===== PROVIDED ENTRIES

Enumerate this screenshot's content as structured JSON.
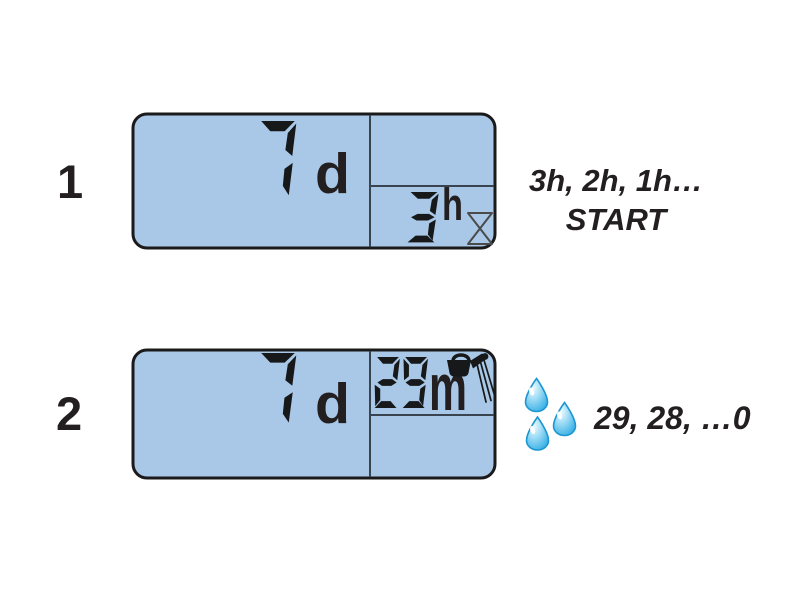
{
  "figure": {
    "type": "watering-timer-lcd-instructions",
    "steps": [
      {
        "label": "1",
        "lcd": {
          "days_value": "7",
          "days_unit": "d",
          "countdown_value": "3",
          "countdown_unit": "h",
          "status_icon": "hourglass-icon"
        },
        "annotation_lines": [
          "3h, 2h, 1h…",
          "START"
        ]
      },
      {
        "label": "2",
        "lcd": {
          "days_value": "7",
          "days_unit": "d",
          "countdown_value": "29",
          "countdown_unit": "m",
          "status_icon": "watering-can-icon"
        },
        "annotation_lines": [
          "29, 28, …0"
        ],
        "water_drops_count": 3
      }
    ]
  },
  "colors": {
    "lcd_bg": "#A9C8E7",
    "lcd_border": "#1A1A1A",
    "segment": "#16181A",
    "text": "#231F20",
    "divider": "#3A4450",
    "drop_stroke": "#1D96D2"
  }
}
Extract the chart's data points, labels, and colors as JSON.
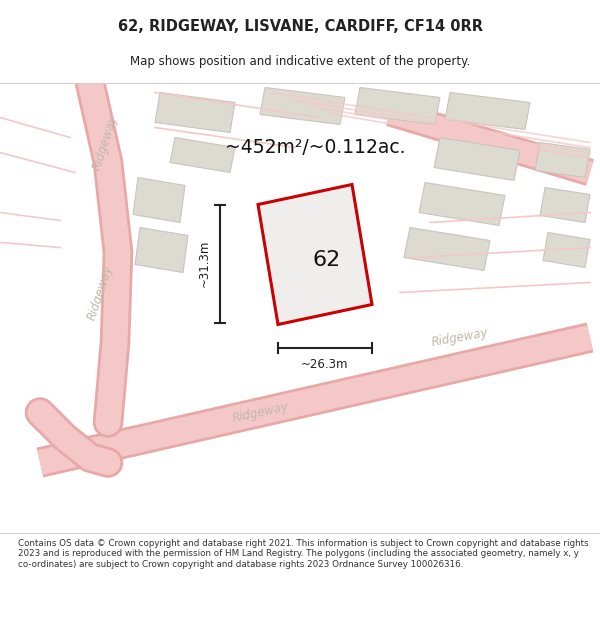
{
  "title": "62, RIDGEWAY, LISVANE, CARDIFF, CF14 0RR",
  "subtitle": "Map shows position and indicative extent of the property.",
  "footer": "Contains OS data © Crown copyright and database right 2021. This information is subject to Crown copyright and database rights 2023 and is reproduced with the permission of HM Land Registry. The polygons (including the associated geometry, namely x, y co-ordinates) are subject to Crown copyright and database rights 2023 Ordnance Survey 100026316.",
  "area_label": "~452m²/~0.112ac.",
  "number_label": "62",
  "width_label": "~26.3m",
  "height_label": "~31.3m",
  "bg_color": "#f5f4f0",
  "map_bg": "#eeecea",
  "road_color": "#f5c8c8",
  "road_outline": "#e8a8a8",
  "building_color": "#dddad2",
  "building_outline": "#c8c5bd",
  "plot_color": "#f0eeec",
  "plot_outline": "#cc0000",
  "road_label_color": "#c0b8aa",
  "dim_color": "#222222",
  "title_color": "#222222",
  "footer_color": "#333333",
  "white": "#ffffff",
  "separator_color": "#d0d0d0"
}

==========

TASK GOAL — Tally how many lines of the material contain the word "watering". The answer must be the number and nothing else.

CORRECT RESPONSE — 2